#### [TASK PROMPT]
Print the entries that appear below, exactly as written and without their pictures.

#### [LISTING]

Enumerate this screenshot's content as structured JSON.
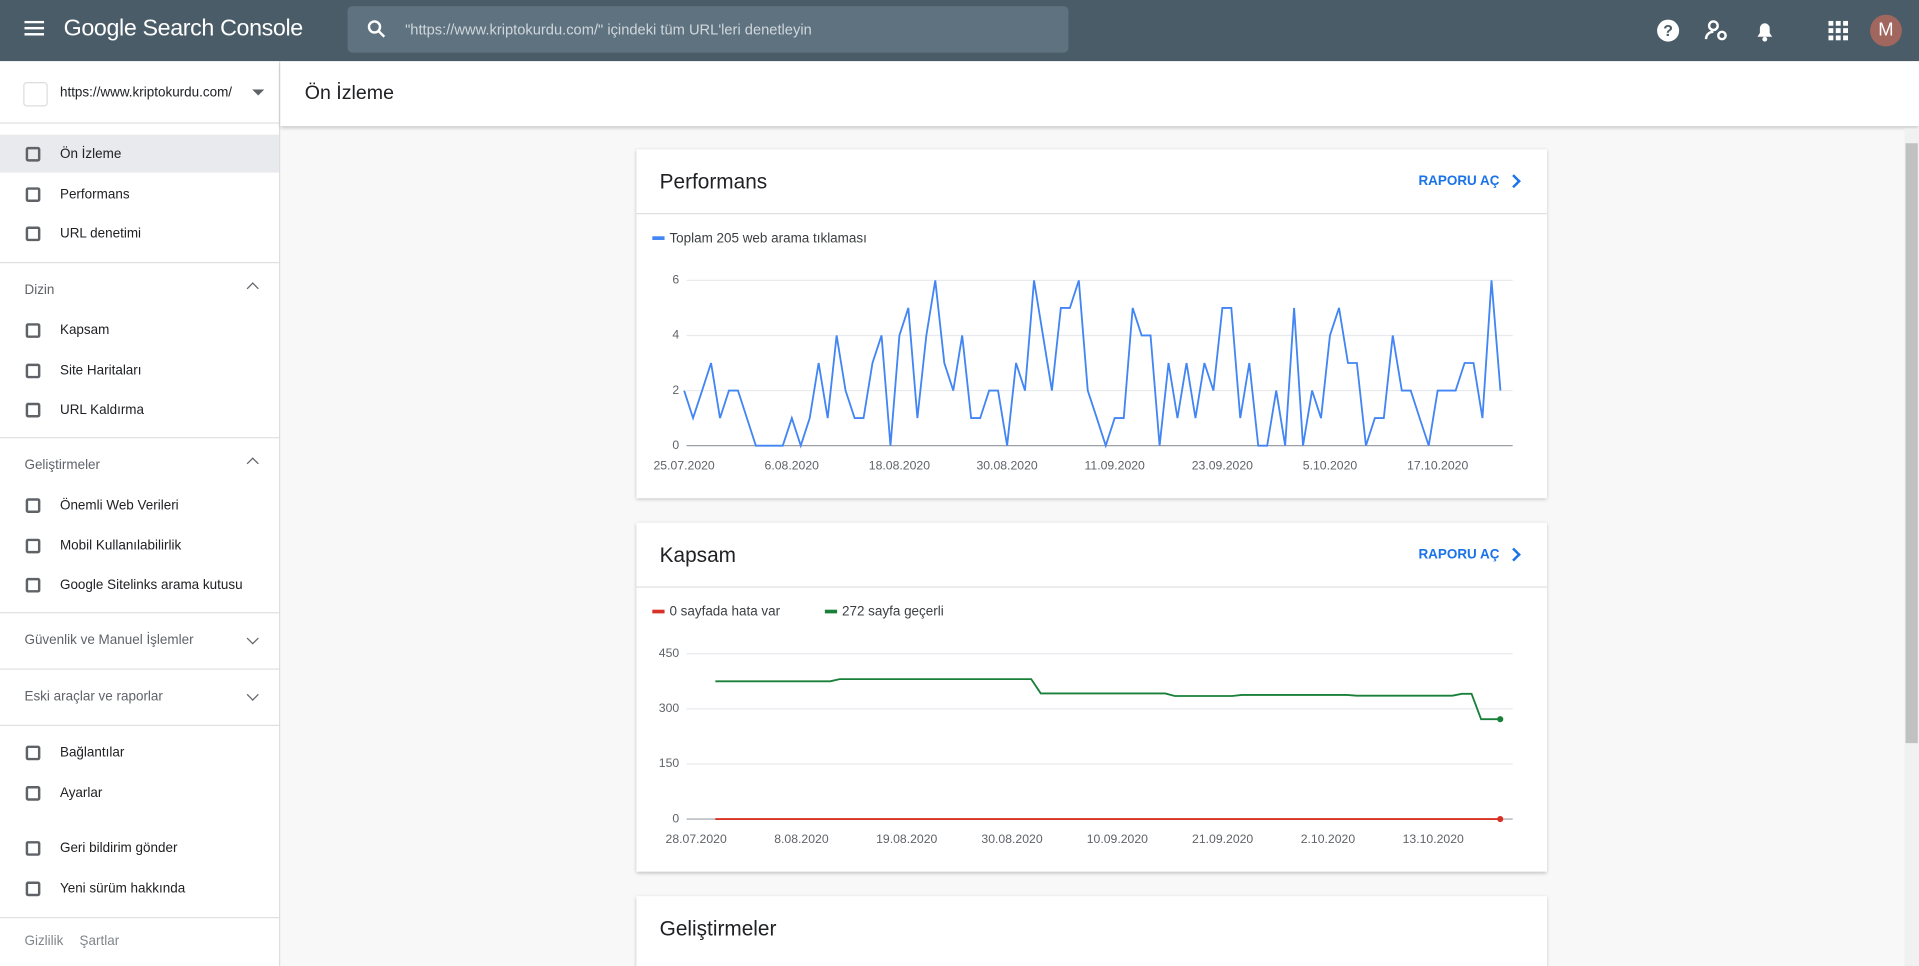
{
  "header": {
    "product": "Google Search Console",
    "search_placeholder": "\"https://www.kriptokurdu.com/\" içindeki tüm URL'leri denetleyin",
    "avatar": "M"
  },
  "property": "https://www.kriptokurdu.com/",
  "page_title": "Ön İzleme",
  "sidebar": {
    "nav_top": [
      "Ön İzleme",
      "Performans",
      "URL denetimi"
    ],
    "sections": [
      {
        "title": "Dizin",
        "items": [
          "Kapsam",
          "Site Haritaları",
          "URL Kaldırma"
        ]
      },
      {
        "title": "Geliştirmeler",
        "items": [
          "Önemli Web Verileri",
          "Mobil Kullanılabilirlik",
          "Google Sitelinks arama kutusu"
        ]
      },
      {
        "title": "Güvenlik ve Manuel İşlemler",
        "items": []
      },
      {
        "title": "Eski araçlar ve raporlar",
        "items": []
      }
    ],
    "nav_bottom": [
      "Bağlantılar",
      "Ayarlar"
    ],
    "support": [
      "Geri bildirim gönder",
      "Yeni sürüm hakkında"
    ],
    "footer": [
      "Gizlilik",
      "Şartlar"
    ]
  },
  "report_links": [
    "RAPORU AÇ",
    "RAPORU AÇ"
  ],
  "next_card_title": "Geliştirmeler",
  "chart_data": [
    {
      "type": "line",
      "title": "Performans",
      "categories": [
        "25.07.2020",
        null,
        null,
        null,
        null,
        null,
        null,
        null,
        null,
        null,
        null,
        null,
        "6.08.2020",
        null,
        null,
        null,
        null,
        null,
        null,
        null,
        null,
        null,
        null,
        null,
        "18.08.2020",
        null,
        null,
        null,
        null,
        null,
        null,
        null,
        null,
        null,
        null,
        null,
        "30.08.2020",
        null,
        null,
        null,
        null,
        null,
        null,
        null,
        null,
        null,
        null,
        null,
        "11.09.2020",
        null,
        null,
        null,
        null,
        null,
        null,
        null,
        null,
        null,
        null,
        null,
        "23.09.2020",
        null,
        null,
        null,
        null,
        null,
        null,
        null,
        null,
        null,
        null,
        null,
        "5.10.2020",
        null,
        null,
        null,
        null,
        null,
        null,
        null,
        null,
        null,
        null,
        null,
        "17.10.2020",
        null,
        null,
        null,
        null,
        null,
        null,
        null
      ],
      "series": [
        {
          "name": "Toplam 205 web arama tıklaması",
          "color": "#4285f4",
          "values": [
            2,
            1,
            2,
            3,
            1,
            2,
            2,
            1,
            0,
            0,
            0,
            0,
            1,
            0,
            1,
            3,
            1,
            4,
            2,
            1,
            1,
            3,
            4,
            0,
            4,
            5,
            1,
            4,
            6,
            3,
            2,
            4,
            1,
            1,
            2,
            2,
            0,
            3,
            2,
            6,
            4,
            2,
            5,
            5,
            6,
            2,
            1,
            0,
            1,
            1,
            5,
            4,
            4,
            0,
            3,
            1,
            3,
            1,
            3,
            2,
            5,
            5,
            1,
            3,
            0,
            0,
            2,
            0,
            5,
            0,
            2,
            1,
            4,
            5,
            3,
            3,
            0,
            1,
            1,
            4,
            2,
            2,
            1,
            0,
            2,
            2,
            2,
            3,
            3,
            1,
            6,
            2
          ]
        }
      ],
      "ylim": [
        0,
        6
      ],
      "yticks": [
        0,
        2,
        4,
        6
      ],
      "grid": true
    },
    {
      "type": "line",
      "title": "Kapsam",
      "x": [
        2,
        14,
        15,
        35,
        36,
        49,
        50,
        56,
        57,
        68,
        69,
        79,
        80,
        81,
        82,
        84
      ],
      "xlim": [
        -1,
        85.3
      ],
      "xticks": [
        {
          "value": 0,
          "label": "28.07.2020"
        },
        {
          "value": 11,
          "label": "8.08.2020"
        },
        {
          "value": 22,
          "label": "19.08.2020"
        },
        {
          "value": 33,
          "label": "30.08.2020"
        },
        {
          "value": 44,
          "label": "10.09.2020"
        },
        {
          "value": 55,
          "label": "21.09.2020"
        },
        {
          "value": 66,
          "label": "2.10.2020"
        },
        {
          "value": 77,
          "label": "13.10.2020"
        }
      ],
      "series": [
        {
          "name": "0 sayfada hata var",
          "color": "#d93025",
          "values": [
            0,
            0,
            0,
            0,
            0,
            0,
            0,
            0,
            0,
            0,
            0,
            0,
            0,
            0,
            0,
            0
          ]
        },
        {
          "name": "272 sayfa geçerli",
          "color": "#188038",
          "values": [
            375,
            375,
            381,
            381,
            342,
            342,
            335,
            335,
            338,
            338,
            336,
            336,
            341,
            341,
            272,
            272
          ]
        }
      ],
      "ylim": [
        0,
        450
      ],
      "yticks": [
        0,
        150,
        300,
        450
      ],
      "grid": true
    }
  ]
}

#### [RESULT]
Enumerate this screenshot's content as structured JSON.
{
  "header": {
    "product": "Google Search Console",
    "search_placeholder": "\"https://www.kriptokurdu.com/\" içindeki tüm URL'leri denetleyin",
    "avatar": "M"
  },
  "property": "https://www.kriptokurdu.com/",
  "page_title": "Ön İzleme",
  "sidebar": {
    "nav_top": [
      "Ön İzleme",
      "Performans",
      "URL denetimi"
    ],
    "sections": [
      {
        "title": "Dizin",
        "items": [
          "Kapsam",
          "Site Haritaları",
          "URL Kaldırma"
        ]
      },
      {
        "title": "Geliştirmeler",
        "items": [
          "Önemli Web Verileri",
          "Mobil Kullanılabilirlik",
          "Google Sitelinks arama kutusu"
        ]
      },
      {
        "title": "Güvenlik ve Manuel İşlemler",
        "items": []
      },
      {
        "title": "Eski araçlar ve raporlar",
        "items": []
      }
    ],
    "nav_bottom": [
      "Bağlantılar",
      "Ayarlar"
    ],
    "support": [
      "Geri bildirim gönder",
      "Yeni sürüm hakkında"
    ],
    "footer": [
      "Gizlilik",
      "Şartlar"
    ]
  },
  "report_links": [
    "RAPORU AÇ",
    "RAPORU AÇ"
  ],
  "next_card_title": "Geliştirmeler",
  "chart_data": [
    {
      "type": "line",
      "title": "Performans",
      "categories": [
        "25.07.2020",
        null,
        null,
        null,
        null,
        null,
        null,
        null,
        null,
        null,
        null,
        null,
        "6.08.2020",
        null,
        null,
        null,
        null,
        null,
        null,
        null,
        null,
        null,
        null,
        null,
        "18.08.2020",
        null,
        null,
        null,
        null,
        null,
        null,
        null,
        null,
        null,
        null,
        null,
        "30.08.2020",
        null,
        null,
        null,
        null,
        null,
        null,
        null,
        null,
        null,
        null,
        null,
        "11.09.2020",
        null,
        null,
        null,
        null,
        null,
        null,
        null,
        null,
        null,
        null,
        null,
        "23.09.2020",
        null,
        null,
        null,
        null,
        null,
        null,
        null,
        null,
        null,
        null,
        null,
        "5.10.2020",
        null,
        null,
        null,
        null,
        null,
        null,
        null,
        null,
        null,
        null,
        null,
        "17.10.2020",
        null,
        null,
        null,
        null,
        null,
        null,
        null
      ],
      "series": [
        {
          "name": "Toplam 205 web arama tıklaması",
          "color": "#4285f4",
          "values": [
            2,
            1,
            2,
            3,
            1,
            2,
            2,
            1,
            0,
            0,
            0,
            0,
            1,
            0,
            1,
            3,
            1,
            4,
            2,
            1,
            1,
            3,
            4,
            0,
            4,
            5,
            1,
            4,
            6,
            3,
            2,
            4,
            1,
            1,
            2,
            2,
            0,
            3,
            2,
            6,
            4,
            2,
            5,
            5,
            6,
            2,
            1,
            0,
            1,
            1,
            5,
            4,
            4,
            0,
            3,
            1,
            3,
            1,
            3,
            2,
            5,
            5,
            1,
            3,
            0,
            0,
            2,
            0,
            5,
            0,
            2,
            1,
            4,
            5,
            3,
            3,
            0,
            1,
            1,
            4,
            2,
            2,
            1,
            0,
            2,
            2,
            2,
            3,
            3,
            1,
            6,
            2
          ]
        }
      ],
      "ylim": [
        0,
        6
      ],
      "yticks": [
        0,
        2,
        4,
        6
      ],
      "grid": true
    },
    {
      "type": "line",
      "title": "Kapsam",
      "x": [
        2,
        14,
        15,
        35,
        36,
        49,
        50,
        56,
        57,
        68,
        69,
        79,
        80,
        81,
        82,
        84
      ],
      "xlim": [
        -1,
        85.3
      ],
      "xticks": [
        {
          "value": 0,
          "label": "28.07.2020"
        },
        {
          "value": 11,
          "label": "8.08.2020"
        },
        {
          "value": 22,
          "label": "19.08.2020"
        },
        {
          "value": 33,
          "label": "30.08.2020"
        },
        {
          "value": 44,
          "label": "10.09.2020"
        },
        {
          "value": 55,
          "label": "21.09.2020"
        },
        {
          "value": 66,
          "label": "2.10.2020"
        },
        {
          "value": 77,
          "label": "13.10.2020"
        }
      ],
      "series": [
        {
          "name": "0 sayfada hata var",
          "color": "#d93025",
          "values": [
            0,
            0,
            0,
            0,
            0,
            0,
            0,
            0,
            0,
            0,
            0,
            0,
            0,
            0,
            0,
            0
          ]
        },
        {
          "name": "272 sayfa geçerli",
          "color": "#188038",
          "values": [
            375,
            375,
            381,
            381,
            342,
            342,
            335,
            335,
            338,
            338,
            336,
            336,
            341,
            341,
            272,
            272
          ]
        }
      ],
      "ylim": [
        0,
        450
      ],
      "yticks": [
        0,
        150,
        300,
        450
      ],
      "grid": true
    }
  ]
}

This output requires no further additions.